Seek out every line containing the word "suportul", and copy each.

########################################

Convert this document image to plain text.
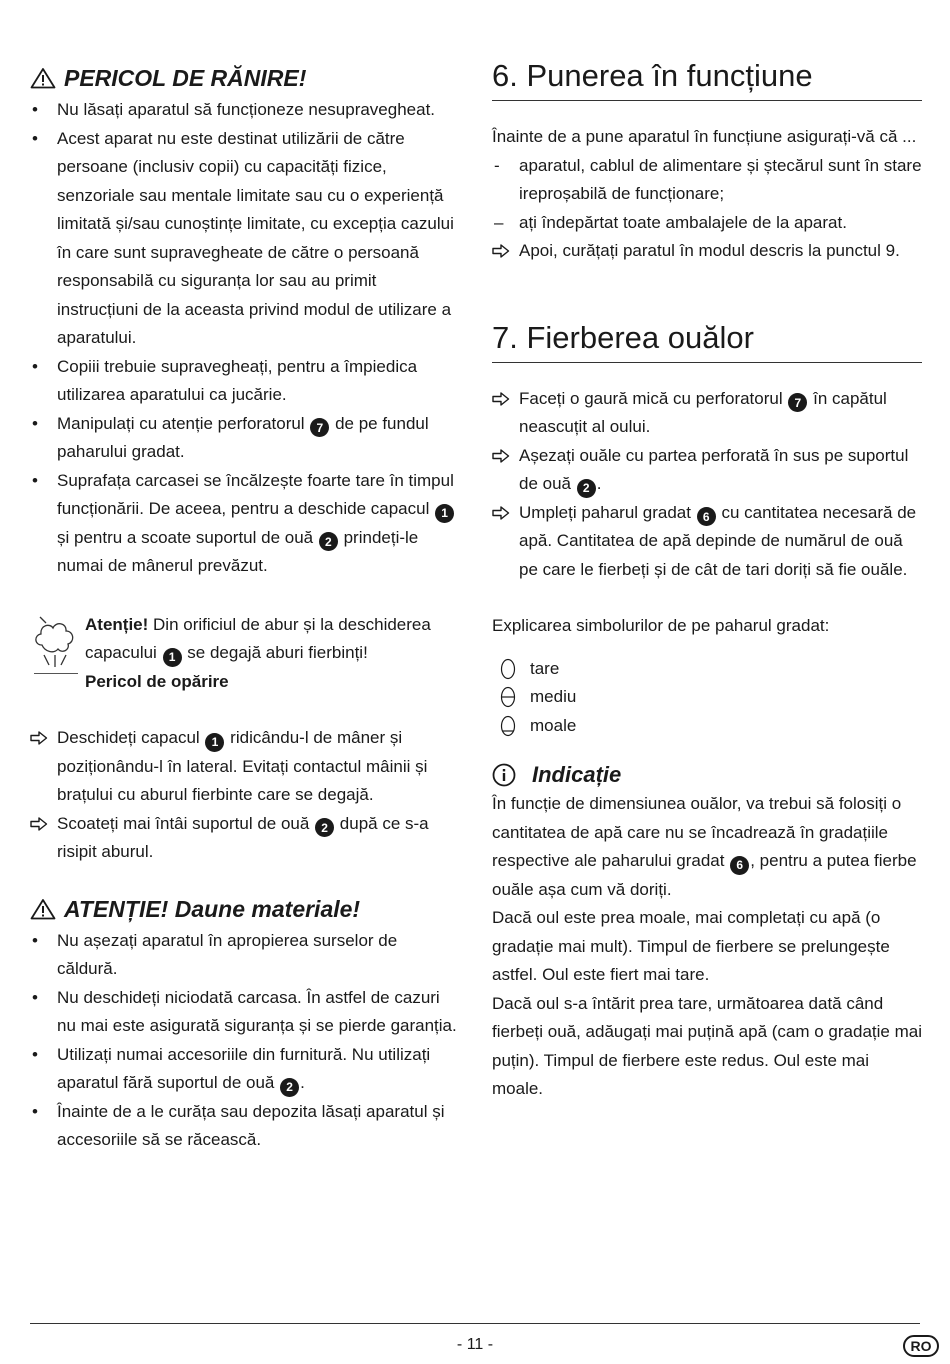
PERICOL DE RĂNIRE!
• Nu lăsați aparatul să funcționeze nesupravegheat.
• Acest aparat nu este destinat utilizării de către persoane (inclusiv copii) cu capacități fizice, senzoriale sau mentale limitate sau cu o experiență limitată și/sau cunoștințe limitate, cu excepția cazului în care sunt supravegheate de către o persoană responsabilă cu siguranța lor sau au primit instrucțiuni de la aceasta privind modul de utilizare a aparatului.
• Copiii trebuie supravegheați, pentru a împiedica utilizarea aparatului ca jucărie.
• Manipulați cu atenție perforatorul 7 de pe fundul paharului gradat.
• Suprafața carcasei se încălzește foarte tare în timpul funcționării. De aceea, pentru a deschide capacul 1 și pentru a scoate suportul de ouă 2 prindeți-le numai de mânerul prevăzut.
Atenție! Din orificiul de abur și la deschiderea capacului 1 se degajă aburi fierbinți!
Pericol de opărire
Deschideți capacul 1 ridicându-l de mâner și poziționându-l în lateral. Evitați contactul mâinii și brațului cu aburul fierbinte care se degajă.
Scoateți mai întâi suportul de ouă 2 după ce s-a risipit aburul.
ATENȚIE! Daune materiale!
• Nu așezați aparatul în apropierea surselor de căldură.
• Nu deschideți niciodată carcasa. În astfel de cazuri nu mai este asigurată siguranța și se pierde garanția.
• Utilizați numai accesoriile din furnitură. Nu utilizați aparatul fără suportul de ouă 2 .
• Înainte de a le curăța sau depozita lăsați aparatul și accesoriile să se răcească.
6. Punerea în funcțiune

Înainte de a pune aparatul în funcțiune asigurați-vă că ...

- aparatul, cablul de alimentare și ștecărul sunt în stare ireproșabilă de funcționare;
– ați îndepărtat toate ambalajele de la aparat.
Apoi, curățați paratul în modul descris la punctul 9.
7. Fierberea ouălor
Faceți o gaură mică cu perforatorul 7 în capătul neascuțit al oului.
Așezați ouăle cu partea perforată în sus pe suportul de ouă 2 .
Umpleți paharul gradat 6 cu cantitatea necesară de apă. Cantitatea de apă depinde de numărul de ouă pe care le fierbeți și de cât de tari doriți să fie ouăle.

Explicarea simbolurilor de pe paharul gradat:

tare
mediu
moale
Indicație

În funcție de dimensiunea ouălor, va trebui să folosiți o cantitatea de apă care nu se încadrează în gradațiile respective ale paharului gradat 6 , pentru a putea fierbe ouăle așa cum vă doriți.

Dacă oul este prea moale, mai completați cu apă (o gradație mai mult). Timpul de fierbere se prelungește astfel. Oul este fiert mai tare.

Dacă oul s-a întărit prea tare, următoarea dată când fierbeți ouă, adăugați mai puțină apă (cam o gradație mai puțin). Timpul de fierbere este redus. Oul este mai moale.

- 11 -	RO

########################################

Reply to the task
• Suprafața carcasei se încălzește foarte tare în timpul funcționării. De aceea, pentru a deschide capacul 1 și pentru a scoate suportul de ouă 2 prindeți-le numai de mânerul prevăzut.
Scoateți mai întâi suportul de ouă 2 după ce s-a risipit aburul.
• Utilizați numai accesoriile din furnitură. Nu utilizați aparatul fără suportul de ouă 2 .
Așezați ouăle cu partea perforată în sus pe suportul de ouă 2 .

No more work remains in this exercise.